--- start ---

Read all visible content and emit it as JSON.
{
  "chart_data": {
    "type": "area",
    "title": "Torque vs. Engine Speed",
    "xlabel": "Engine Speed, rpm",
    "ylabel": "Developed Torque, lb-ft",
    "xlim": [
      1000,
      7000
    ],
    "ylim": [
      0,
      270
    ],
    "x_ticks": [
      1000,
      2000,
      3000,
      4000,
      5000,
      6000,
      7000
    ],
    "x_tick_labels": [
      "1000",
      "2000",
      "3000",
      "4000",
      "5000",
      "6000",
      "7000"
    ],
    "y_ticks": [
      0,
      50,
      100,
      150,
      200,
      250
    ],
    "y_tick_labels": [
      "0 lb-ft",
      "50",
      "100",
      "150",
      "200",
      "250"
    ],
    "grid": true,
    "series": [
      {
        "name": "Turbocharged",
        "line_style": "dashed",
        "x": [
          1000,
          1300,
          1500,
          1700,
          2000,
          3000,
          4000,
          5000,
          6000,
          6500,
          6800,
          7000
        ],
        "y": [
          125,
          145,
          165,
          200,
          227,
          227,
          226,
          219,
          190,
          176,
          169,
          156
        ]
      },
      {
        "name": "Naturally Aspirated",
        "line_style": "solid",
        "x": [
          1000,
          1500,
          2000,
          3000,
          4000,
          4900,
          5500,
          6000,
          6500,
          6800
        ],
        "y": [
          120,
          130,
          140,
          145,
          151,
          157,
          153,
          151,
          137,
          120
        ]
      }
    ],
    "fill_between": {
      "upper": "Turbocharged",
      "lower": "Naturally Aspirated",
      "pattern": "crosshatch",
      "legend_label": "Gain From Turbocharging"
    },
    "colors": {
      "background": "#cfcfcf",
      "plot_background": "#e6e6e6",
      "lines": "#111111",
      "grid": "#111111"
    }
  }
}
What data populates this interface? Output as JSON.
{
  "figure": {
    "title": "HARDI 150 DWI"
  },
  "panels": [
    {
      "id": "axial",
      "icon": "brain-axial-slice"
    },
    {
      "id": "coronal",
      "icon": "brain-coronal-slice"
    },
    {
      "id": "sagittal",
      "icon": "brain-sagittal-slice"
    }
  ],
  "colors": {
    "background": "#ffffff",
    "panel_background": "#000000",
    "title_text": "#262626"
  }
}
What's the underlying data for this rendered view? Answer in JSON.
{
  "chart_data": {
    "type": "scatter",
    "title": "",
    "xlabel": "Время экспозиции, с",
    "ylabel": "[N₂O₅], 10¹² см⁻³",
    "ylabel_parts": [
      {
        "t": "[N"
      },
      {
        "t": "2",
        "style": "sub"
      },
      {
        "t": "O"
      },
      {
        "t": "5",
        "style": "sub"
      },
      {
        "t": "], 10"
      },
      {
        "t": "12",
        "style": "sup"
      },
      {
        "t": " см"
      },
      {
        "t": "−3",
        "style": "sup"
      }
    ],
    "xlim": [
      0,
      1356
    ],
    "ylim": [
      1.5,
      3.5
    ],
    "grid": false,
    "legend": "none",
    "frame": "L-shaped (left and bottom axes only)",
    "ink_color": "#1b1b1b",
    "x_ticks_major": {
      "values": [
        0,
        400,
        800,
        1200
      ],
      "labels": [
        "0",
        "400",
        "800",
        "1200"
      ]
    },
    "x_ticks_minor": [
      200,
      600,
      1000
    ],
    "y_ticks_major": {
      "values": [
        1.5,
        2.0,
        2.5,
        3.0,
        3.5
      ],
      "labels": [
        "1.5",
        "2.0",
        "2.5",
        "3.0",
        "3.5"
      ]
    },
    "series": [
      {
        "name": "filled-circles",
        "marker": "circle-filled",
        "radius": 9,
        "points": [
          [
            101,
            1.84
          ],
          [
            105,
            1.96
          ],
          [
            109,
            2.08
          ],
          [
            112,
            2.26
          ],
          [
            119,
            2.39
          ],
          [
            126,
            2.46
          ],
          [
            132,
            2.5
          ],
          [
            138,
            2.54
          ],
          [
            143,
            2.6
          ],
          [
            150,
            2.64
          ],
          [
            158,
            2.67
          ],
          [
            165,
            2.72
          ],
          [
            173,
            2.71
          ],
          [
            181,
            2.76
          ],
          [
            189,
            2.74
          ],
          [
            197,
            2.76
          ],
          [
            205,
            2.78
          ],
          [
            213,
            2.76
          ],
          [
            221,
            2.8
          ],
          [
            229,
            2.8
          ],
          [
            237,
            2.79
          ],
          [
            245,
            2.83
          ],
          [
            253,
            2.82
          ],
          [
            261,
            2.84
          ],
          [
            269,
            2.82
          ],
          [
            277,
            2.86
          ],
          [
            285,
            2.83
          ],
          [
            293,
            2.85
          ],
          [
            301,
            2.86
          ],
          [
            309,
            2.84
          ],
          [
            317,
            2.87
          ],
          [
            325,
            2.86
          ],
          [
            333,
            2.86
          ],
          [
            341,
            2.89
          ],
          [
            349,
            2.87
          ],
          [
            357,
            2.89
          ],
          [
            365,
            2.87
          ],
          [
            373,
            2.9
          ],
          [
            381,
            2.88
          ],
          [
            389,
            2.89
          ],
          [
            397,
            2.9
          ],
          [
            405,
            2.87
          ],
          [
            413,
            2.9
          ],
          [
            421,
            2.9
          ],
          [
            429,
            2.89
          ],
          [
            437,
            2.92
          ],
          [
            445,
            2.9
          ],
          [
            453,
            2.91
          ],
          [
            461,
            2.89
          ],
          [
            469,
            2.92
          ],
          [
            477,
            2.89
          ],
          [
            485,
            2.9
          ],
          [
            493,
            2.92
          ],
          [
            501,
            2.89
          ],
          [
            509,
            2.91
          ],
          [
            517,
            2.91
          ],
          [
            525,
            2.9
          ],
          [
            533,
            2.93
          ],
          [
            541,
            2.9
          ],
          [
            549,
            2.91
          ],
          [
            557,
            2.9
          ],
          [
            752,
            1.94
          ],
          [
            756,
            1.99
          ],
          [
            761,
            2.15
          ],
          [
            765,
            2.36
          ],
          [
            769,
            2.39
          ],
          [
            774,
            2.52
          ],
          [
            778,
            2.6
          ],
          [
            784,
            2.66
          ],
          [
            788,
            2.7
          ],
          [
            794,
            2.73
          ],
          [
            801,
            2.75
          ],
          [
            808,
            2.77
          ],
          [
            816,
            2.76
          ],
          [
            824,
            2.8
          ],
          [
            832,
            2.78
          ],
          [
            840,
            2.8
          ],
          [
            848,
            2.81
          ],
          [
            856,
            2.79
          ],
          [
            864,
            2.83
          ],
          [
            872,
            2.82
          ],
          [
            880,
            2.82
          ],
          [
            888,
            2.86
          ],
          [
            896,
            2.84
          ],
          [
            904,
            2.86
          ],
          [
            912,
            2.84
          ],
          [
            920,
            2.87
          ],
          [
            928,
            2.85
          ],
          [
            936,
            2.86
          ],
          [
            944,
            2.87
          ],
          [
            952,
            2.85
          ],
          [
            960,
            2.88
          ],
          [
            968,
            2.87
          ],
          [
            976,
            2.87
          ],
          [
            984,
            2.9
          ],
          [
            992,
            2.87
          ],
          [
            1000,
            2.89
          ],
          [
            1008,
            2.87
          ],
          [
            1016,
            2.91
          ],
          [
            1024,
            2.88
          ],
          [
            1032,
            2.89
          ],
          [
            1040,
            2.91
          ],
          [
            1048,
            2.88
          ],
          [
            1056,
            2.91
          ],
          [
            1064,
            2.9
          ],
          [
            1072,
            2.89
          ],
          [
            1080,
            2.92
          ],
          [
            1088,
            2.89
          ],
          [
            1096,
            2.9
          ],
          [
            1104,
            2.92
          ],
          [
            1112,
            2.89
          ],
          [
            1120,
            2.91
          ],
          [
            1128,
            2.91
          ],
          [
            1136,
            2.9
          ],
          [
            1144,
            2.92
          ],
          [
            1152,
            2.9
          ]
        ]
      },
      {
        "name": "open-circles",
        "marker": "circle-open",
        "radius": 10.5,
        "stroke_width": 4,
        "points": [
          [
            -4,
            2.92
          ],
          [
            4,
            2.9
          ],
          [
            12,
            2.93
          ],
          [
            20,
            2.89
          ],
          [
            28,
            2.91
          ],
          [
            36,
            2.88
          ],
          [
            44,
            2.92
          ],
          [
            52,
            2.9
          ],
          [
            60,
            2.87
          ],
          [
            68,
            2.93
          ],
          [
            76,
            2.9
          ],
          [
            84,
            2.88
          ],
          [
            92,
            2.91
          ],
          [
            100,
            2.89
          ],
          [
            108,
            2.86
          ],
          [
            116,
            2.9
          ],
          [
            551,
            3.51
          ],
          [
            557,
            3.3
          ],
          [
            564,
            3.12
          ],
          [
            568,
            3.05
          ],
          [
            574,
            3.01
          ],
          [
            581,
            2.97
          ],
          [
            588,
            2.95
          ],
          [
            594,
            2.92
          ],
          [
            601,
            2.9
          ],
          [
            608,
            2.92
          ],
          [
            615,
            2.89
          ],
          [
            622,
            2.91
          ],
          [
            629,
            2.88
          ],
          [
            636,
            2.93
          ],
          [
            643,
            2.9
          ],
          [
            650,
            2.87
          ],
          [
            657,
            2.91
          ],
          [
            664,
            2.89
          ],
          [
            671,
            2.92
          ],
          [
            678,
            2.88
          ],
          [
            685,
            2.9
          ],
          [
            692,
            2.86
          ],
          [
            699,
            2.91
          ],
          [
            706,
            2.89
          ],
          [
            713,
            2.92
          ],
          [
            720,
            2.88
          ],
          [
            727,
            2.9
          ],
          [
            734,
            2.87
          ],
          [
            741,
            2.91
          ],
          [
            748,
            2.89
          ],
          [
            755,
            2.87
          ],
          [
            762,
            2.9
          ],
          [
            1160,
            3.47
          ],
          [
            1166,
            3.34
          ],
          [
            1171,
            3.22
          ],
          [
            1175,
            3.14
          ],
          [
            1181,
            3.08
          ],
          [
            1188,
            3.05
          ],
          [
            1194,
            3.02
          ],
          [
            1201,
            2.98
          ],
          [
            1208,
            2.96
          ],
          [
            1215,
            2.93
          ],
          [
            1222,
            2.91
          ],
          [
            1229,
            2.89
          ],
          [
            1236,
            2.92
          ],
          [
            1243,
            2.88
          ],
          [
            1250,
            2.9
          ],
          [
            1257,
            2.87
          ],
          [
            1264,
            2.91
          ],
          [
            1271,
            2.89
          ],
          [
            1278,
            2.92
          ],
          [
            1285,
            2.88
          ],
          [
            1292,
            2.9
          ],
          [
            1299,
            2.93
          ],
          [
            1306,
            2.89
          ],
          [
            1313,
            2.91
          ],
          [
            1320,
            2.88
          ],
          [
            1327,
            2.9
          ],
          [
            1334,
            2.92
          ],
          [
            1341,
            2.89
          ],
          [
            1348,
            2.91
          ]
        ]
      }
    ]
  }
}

--- end ---

What is expected: Pull out each line of the entries that contains "Engine".

Answer to the problem:
    "title": "Torque vs. Engine Speed",
    "xlabel": "Engine Speed, rpm",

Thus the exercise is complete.